=== TASK BRIEF ===
Scan the entries below and extract each line with the word "hypervisor" in it.

Data extracted from a collection
···

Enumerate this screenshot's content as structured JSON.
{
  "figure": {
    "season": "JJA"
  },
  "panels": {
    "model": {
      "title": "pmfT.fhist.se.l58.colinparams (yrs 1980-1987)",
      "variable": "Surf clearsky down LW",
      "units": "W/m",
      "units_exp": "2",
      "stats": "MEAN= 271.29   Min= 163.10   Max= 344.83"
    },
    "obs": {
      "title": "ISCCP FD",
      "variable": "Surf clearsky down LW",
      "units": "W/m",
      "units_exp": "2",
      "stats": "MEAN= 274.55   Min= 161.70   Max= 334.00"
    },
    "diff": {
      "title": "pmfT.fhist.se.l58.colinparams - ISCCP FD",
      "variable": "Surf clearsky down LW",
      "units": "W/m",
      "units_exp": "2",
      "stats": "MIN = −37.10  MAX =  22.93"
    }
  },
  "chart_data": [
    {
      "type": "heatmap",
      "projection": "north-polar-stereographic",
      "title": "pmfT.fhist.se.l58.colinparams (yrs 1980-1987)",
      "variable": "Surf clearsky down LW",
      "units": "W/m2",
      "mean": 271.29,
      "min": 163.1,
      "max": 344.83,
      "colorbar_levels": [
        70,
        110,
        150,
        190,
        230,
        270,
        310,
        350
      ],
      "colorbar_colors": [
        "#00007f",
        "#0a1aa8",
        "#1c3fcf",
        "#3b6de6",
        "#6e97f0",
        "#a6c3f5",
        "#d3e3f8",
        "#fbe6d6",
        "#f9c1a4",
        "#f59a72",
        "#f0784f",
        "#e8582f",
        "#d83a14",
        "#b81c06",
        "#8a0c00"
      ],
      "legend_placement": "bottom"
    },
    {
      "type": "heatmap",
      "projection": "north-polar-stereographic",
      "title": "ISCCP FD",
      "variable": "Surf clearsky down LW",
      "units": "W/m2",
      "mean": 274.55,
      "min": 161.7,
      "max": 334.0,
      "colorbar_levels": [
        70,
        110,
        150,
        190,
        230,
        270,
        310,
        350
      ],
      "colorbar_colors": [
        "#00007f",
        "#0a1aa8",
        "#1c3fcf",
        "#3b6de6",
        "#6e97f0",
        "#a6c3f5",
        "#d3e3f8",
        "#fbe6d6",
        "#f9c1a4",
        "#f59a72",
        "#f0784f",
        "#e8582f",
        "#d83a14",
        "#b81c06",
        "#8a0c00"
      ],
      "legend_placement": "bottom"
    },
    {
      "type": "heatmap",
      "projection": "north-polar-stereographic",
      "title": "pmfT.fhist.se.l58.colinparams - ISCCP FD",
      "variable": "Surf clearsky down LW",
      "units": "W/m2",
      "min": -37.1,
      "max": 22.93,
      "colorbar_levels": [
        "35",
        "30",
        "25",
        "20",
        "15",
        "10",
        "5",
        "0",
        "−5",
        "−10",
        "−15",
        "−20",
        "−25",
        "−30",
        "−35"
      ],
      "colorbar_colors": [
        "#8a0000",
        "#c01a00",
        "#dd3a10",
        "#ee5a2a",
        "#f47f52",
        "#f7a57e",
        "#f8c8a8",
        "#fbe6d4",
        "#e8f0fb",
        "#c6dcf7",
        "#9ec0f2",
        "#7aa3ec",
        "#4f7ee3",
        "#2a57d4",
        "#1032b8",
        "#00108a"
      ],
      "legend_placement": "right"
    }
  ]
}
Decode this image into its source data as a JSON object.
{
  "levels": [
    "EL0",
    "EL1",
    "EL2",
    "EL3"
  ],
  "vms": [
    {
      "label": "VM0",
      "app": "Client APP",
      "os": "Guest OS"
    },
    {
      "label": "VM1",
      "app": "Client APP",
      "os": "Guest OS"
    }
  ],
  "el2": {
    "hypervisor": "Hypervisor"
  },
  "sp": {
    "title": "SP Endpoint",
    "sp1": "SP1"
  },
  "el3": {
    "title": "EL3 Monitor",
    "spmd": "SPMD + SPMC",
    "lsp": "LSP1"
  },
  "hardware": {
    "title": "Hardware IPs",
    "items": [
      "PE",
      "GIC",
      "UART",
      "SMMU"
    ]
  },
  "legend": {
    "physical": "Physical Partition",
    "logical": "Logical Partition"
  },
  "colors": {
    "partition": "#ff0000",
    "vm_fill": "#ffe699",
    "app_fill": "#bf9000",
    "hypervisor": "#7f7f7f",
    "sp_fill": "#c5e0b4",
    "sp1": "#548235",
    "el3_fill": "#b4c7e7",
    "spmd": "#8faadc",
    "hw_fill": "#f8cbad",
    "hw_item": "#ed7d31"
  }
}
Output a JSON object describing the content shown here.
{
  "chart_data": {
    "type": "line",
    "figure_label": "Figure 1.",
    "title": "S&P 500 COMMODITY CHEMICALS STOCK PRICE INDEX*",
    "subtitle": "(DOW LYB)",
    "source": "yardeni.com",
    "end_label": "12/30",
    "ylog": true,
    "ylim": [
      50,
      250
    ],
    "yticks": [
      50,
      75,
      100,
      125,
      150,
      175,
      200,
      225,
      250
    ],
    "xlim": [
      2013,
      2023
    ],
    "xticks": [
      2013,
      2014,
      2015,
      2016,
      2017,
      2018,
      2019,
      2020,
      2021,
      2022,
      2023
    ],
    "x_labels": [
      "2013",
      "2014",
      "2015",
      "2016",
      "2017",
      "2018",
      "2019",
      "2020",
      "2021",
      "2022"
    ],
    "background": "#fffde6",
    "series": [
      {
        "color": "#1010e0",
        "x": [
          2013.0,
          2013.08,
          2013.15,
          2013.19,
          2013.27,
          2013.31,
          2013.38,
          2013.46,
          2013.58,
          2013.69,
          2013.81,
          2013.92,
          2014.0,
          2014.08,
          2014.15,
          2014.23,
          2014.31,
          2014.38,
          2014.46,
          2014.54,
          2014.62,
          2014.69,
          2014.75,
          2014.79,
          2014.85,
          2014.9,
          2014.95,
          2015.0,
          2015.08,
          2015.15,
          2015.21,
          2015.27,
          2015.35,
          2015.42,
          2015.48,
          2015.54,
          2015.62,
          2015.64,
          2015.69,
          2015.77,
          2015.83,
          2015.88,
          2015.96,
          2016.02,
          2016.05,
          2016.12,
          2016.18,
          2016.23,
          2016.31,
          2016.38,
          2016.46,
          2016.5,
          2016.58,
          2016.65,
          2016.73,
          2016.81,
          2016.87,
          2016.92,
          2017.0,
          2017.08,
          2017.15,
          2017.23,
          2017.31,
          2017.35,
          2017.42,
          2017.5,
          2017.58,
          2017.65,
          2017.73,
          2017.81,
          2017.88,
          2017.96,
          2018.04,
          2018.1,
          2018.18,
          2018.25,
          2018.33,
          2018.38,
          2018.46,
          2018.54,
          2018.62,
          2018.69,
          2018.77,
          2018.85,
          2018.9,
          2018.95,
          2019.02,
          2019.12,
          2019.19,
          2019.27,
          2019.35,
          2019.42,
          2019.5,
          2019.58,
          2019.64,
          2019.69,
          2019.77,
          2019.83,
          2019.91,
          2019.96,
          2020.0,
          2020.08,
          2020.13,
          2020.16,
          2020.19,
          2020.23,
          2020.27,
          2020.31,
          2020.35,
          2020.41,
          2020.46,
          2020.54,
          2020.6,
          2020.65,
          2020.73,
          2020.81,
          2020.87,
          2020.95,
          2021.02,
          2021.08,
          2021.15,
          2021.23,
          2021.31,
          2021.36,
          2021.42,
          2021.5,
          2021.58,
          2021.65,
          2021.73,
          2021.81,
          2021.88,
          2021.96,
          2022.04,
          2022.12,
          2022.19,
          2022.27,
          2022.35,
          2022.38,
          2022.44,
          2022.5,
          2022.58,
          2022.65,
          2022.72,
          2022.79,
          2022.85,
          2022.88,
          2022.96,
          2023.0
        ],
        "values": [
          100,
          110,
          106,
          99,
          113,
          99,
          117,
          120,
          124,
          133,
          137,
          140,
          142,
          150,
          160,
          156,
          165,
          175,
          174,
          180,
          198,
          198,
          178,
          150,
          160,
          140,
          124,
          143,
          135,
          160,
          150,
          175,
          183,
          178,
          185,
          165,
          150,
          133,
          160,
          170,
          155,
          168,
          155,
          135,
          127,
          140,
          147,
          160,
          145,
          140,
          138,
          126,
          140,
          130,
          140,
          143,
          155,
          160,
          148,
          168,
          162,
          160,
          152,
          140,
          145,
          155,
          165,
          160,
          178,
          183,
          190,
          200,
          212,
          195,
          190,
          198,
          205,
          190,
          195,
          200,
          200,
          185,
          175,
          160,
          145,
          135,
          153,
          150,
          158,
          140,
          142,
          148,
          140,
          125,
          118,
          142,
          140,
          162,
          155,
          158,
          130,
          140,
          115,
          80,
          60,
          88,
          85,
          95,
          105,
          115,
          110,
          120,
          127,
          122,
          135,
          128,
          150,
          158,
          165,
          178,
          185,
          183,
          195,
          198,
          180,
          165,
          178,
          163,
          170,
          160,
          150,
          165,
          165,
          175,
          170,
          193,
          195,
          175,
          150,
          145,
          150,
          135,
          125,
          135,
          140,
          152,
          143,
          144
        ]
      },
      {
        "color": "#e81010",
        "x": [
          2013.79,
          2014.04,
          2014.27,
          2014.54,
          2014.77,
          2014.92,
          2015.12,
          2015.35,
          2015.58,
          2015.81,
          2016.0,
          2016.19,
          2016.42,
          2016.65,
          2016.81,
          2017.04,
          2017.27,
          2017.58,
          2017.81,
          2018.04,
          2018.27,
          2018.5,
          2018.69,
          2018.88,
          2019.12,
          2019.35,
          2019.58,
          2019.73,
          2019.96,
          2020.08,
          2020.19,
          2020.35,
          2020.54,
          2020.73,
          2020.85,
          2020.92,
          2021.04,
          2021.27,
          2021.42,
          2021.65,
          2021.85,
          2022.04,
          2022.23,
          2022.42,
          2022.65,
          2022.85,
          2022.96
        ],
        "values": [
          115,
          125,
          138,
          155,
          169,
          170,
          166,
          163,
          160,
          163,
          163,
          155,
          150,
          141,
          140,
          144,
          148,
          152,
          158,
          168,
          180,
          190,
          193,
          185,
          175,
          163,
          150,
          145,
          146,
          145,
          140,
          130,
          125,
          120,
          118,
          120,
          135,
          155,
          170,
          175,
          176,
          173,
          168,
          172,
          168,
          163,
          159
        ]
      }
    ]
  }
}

···

=== THE SOLUTION ===
    "hypervisor": "Hypervisor"
    "hypervisor": "#7f7f7f",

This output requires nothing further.